— Begin PROVIDED RECORDS —

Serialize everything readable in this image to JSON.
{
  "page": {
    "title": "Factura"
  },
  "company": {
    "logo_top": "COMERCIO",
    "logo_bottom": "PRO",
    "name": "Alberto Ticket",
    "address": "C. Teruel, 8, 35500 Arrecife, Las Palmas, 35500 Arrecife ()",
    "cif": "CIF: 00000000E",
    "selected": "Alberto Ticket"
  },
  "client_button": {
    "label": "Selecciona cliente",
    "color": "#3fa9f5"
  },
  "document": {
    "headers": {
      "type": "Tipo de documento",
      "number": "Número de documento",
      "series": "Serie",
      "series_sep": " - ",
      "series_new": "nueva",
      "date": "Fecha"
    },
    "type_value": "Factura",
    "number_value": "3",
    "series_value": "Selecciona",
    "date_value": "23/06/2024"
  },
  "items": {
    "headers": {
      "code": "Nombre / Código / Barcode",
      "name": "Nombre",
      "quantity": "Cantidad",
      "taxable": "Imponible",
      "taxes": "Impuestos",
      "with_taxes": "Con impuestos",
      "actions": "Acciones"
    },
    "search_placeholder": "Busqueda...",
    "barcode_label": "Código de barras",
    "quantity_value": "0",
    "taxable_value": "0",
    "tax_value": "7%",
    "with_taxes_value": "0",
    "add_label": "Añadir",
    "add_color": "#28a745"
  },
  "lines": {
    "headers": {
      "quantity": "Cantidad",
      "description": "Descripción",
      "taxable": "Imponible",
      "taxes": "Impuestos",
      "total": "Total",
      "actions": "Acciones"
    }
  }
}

— End PROVIDED RECORDS —

Each line of the material above must be retyped precisely.

Serialize everything readable in this image to JSON.
{
  "page": {
    "title": "Factura"
  },
  "company": {
    "logo_top": "COMERCIO",
    "logo_bottom": "PRO",
    "name": "Alberto Ticket",
    "address": "C. Teruel, 8, 35500 Arrecife, Las Palmas, 35500 Arrecife ()",
    "cif": "CIF: 00000000E",
    "selected": "Alberto Ticket"
  },
  "client_button": {
    "label": "Selecciona cliente",
    "color": "#3fa9f5"
  },
  "document": {
    "headers": {
      "type": "Tipo de documento",
      "number": "Número de documento",
      "series": "Serie",
      "series_sep": " - ",
      "series_new": "nueva",
      "date": "Fecha"
    },
    "type_value": "Factura",
    "number_value": "3",
    "series_value": "Selecciona",
    "date_value": "23/06/2024"
  },
  "items": {
    "headers": {
      "code": "Nombre / Código / Barcode",
      "name": "Nombre",
      "quantity": "Cantidad",
      "taxable": "Imponible",
      "taxes": "Impuestos",
      "with_taxes": "Con impuestos",
      "actions": "Acciones"
    },
    "search_placeholder": "Busqueda...",
    "barcode_label": "Código de barras",
    "quantity_value": "0",
    "taxable_value": "0",
    "tax_value": "7%",
    "with_taxes_value": "0",
    "add_label": "Añadir",
    "add_color": "#28a745"
  },
  "lines": {
    "headers": {
      "quantity": "Cantidad",
      "description": "Descripción",
      "taxable": "Imponible",
      "taxes": "Impuestos",
      "total": "Total",
      "actions": "Acciones"
    }
  }
}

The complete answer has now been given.